>> start

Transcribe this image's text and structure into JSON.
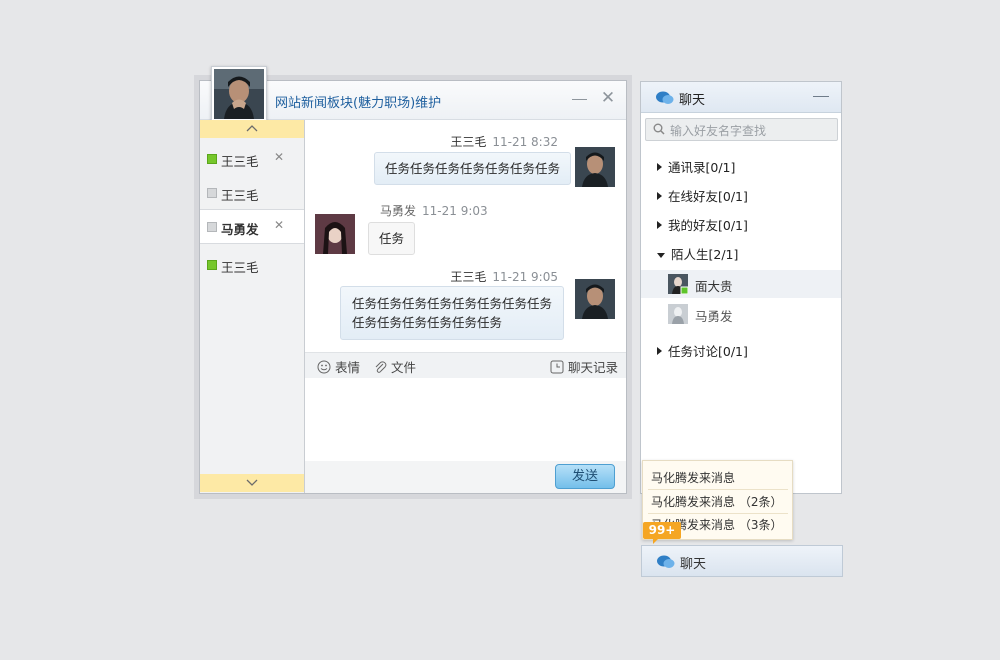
{
  "chat_window": {
    "title": "网站新闻板块(魅力职场)维护",
    "contacts": [
      {
        "name": "王三毛",
        "status": "online",
        "closable": true
      },
      {
        "name": "王三毛",
        "status": "offline",
        "closable": false
      },
      {
        "name": "马勇发",
        "status": "offline",
        "closable": true,
        "active": true
      },
      {
        "name": "王三毛",
        "status": "online",
        "closable": false
      }
    ],
    "messages": [
      {
        "sender": "王三毛",
        "time": "11-21 8:32",
        "text": "任务任务任务任务任务任务任务",
        "side": "right"
      },
      {
        "sender": "马勇发",
        "time": "11-21 9:03",
        "text": "任务",
        "side": "left"
      },
      {
        "sender": "王三毛",
        "time": "11-21 9:05",
        "text_line1": "任务任务任务任务任务任务任务任务",
        "text_line2": "任务任务任务任务任务任务",
        "side": "right"
      }
    ],
    "toolbar": {
      "emoji": "表情",
      "file": "文件",
      "history": "聊天记录"
    },
    "send_label": "发送"
  },
  "buddy_panel": {
    "title": "聊天",
    "search_placeholder": "输入好友名字查找",
    "groups": [
      {
        "label": "通讯录[0/1]",
        "expanded": false
      },
      {
        "label": "在线好友[0/1]",
        "expanded": false
      },
      {
        "label": "我的好友[0/1]",
        "expanded": false
      },
      {
        "label": "陌人生[2/1]",
        "expanded": true
      },
      {
        "label": "任务讨论[0/1]",
        "expanded": false
      }
    ],
    "friends": [
      {
        "name": "面大贵",
        "online": true
      },
      {
        "name": "马勇发",
        "online": false
      }
    ]
  },
  "notifications": {
    "items": [
      "马化腾发来消息",
      "马化腾发来消息 （2条）",
      "马化腾发来消息 （3条）"
    ],
    "badge": "99+"
  },
  "taskbar": {
    "label": "聊天"
  },
  "colors": {
    "online": "#76c72b",
    "accent": "#1e5f9e",
    "badge": "#f5a623",
    "scroll": "#fde9a5"
  }
}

>> end

* [Task to complete]: Exactly how many lines of the listing above contain the string "online"? Give no more than the number.

* [Right answer]: 5